PROBLEM REQUIREMENTS
Return all lines where the word "rejeição" can be found.

MATERIAL FOR THE TASK
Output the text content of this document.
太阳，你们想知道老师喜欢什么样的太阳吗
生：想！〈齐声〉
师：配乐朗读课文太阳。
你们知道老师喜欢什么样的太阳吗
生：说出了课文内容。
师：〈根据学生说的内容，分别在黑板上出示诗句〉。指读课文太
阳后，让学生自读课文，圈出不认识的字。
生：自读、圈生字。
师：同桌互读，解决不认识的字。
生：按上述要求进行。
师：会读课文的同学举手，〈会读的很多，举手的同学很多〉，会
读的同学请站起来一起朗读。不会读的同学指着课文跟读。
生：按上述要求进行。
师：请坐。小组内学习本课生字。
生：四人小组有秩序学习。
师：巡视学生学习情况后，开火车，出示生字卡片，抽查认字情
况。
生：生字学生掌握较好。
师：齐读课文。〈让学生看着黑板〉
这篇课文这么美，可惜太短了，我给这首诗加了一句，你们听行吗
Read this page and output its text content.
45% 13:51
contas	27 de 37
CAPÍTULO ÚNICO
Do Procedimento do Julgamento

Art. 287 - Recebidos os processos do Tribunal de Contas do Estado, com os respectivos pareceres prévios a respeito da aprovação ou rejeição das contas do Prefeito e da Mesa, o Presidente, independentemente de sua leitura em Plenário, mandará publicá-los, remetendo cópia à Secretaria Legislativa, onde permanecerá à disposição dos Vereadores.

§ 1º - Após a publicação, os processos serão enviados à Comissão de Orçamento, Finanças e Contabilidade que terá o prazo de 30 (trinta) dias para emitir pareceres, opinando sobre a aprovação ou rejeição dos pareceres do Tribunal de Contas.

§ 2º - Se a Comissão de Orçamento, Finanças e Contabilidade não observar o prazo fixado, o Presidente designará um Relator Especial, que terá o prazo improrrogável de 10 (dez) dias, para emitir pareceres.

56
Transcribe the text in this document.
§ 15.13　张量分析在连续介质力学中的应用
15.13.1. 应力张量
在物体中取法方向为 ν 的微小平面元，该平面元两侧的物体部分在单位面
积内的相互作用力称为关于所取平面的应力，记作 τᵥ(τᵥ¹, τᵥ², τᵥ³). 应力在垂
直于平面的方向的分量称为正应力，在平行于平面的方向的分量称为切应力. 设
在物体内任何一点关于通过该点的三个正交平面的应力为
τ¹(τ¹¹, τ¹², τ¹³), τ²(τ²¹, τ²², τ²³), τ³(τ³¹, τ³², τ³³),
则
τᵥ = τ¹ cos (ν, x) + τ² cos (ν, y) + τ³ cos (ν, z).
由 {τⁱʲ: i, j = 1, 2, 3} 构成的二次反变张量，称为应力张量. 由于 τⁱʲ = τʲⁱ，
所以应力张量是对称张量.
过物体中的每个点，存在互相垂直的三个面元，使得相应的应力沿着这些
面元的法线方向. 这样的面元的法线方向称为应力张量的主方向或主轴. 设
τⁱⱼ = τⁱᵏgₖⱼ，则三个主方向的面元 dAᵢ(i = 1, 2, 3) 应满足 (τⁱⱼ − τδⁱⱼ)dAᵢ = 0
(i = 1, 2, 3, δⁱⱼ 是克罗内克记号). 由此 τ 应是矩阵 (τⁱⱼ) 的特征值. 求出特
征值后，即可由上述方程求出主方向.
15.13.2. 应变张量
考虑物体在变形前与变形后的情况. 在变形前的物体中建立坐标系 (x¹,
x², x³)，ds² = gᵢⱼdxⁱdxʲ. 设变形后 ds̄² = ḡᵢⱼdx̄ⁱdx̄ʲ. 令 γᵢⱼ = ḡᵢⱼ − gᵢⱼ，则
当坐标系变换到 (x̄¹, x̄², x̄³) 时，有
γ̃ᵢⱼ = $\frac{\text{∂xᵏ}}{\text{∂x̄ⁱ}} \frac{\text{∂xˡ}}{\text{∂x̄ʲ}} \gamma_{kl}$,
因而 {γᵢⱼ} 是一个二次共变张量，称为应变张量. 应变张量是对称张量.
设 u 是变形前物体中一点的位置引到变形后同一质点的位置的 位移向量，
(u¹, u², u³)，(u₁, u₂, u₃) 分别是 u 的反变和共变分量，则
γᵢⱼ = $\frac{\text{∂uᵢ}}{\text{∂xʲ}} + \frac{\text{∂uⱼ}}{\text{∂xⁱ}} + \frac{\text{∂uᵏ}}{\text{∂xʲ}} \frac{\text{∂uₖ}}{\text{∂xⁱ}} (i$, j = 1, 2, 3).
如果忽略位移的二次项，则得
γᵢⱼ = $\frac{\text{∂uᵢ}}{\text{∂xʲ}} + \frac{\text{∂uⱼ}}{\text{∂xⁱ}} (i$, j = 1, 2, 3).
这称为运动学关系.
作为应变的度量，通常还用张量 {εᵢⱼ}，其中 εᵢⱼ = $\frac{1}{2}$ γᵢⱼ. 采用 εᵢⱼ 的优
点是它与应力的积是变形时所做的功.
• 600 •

EXERCISE ANSWER
Art. 287 - Recebidos os processos do Tribunal de Contas do Estado, com os respectivos pareceres prévios a respeito da aprovação ou rejeição das contas do Prefeito e da Mesa, o Presidente, independentemente de sua leitura em Plenário, mandará publicá-los, remetendo cópia à Secretaria Legislativa, onde permanecerá à disposição dos Vereadores.
§ 1º - Após a publicação, os processos serão enviados à Comissão de Orçamento, Finanças e Contabilidade que terá o prazo de 30 (trinta) dias para emitir pareceres, opinando sobre a aprovação ou rejeição dos pareceres do Tribunal de Contas.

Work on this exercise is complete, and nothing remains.